**** Data records
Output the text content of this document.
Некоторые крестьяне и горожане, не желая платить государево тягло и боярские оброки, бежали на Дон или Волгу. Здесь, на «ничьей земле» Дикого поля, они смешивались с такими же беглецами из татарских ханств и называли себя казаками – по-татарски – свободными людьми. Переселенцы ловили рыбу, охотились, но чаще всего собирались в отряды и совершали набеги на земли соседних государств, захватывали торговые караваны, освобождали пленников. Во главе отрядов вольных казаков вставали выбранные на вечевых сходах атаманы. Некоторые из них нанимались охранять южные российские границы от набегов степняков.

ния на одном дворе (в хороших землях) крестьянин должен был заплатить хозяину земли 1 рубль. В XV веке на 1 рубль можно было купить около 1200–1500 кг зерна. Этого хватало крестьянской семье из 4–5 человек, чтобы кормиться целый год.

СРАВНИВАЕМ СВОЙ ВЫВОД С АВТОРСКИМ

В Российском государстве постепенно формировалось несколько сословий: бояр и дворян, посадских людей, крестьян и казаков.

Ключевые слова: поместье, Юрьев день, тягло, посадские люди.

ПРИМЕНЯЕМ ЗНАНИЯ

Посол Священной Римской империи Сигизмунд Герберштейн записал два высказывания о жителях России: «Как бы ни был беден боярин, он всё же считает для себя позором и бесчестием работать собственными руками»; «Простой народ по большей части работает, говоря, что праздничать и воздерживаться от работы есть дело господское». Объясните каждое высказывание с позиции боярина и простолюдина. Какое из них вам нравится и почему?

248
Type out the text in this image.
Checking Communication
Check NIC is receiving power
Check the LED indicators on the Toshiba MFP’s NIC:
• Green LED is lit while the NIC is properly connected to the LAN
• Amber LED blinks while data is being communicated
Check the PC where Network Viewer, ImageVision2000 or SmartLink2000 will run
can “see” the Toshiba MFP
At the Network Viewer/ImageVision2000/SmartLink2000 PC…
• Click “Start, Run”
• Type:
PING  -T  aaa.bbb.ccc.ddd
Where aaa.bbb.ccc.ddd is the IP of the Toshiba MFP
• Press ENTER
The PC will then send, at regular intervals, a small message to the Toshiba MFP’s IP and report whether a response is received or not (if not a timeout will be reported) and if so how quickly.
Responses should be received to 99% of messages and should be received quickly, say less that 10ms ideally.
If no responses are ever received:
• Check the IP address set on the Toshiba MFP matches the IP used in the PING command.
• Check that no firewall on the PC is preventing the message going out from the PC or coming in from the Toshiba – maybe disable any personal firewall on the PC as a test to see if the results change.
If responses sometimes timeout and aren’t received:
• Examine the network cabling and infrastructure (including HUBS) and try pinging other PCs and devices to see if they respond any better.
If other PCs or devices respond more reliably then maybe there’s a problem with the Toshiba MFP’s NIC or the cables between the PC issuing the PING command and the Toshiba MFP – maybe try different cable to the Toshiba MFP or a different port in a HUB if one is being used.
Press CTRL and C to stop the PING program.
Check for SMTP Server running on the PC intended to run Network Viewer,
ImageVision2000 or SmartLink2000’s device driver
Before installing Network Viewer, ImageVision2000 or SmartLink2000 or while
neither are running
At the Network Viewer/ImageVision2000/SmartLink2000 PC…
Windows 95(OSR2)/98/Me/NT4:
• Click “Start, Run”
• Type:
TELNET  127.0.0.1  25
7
********
» **Job**: Count all lines of the data that include "maybe". The answer is the number alone.

» **Final result**: 2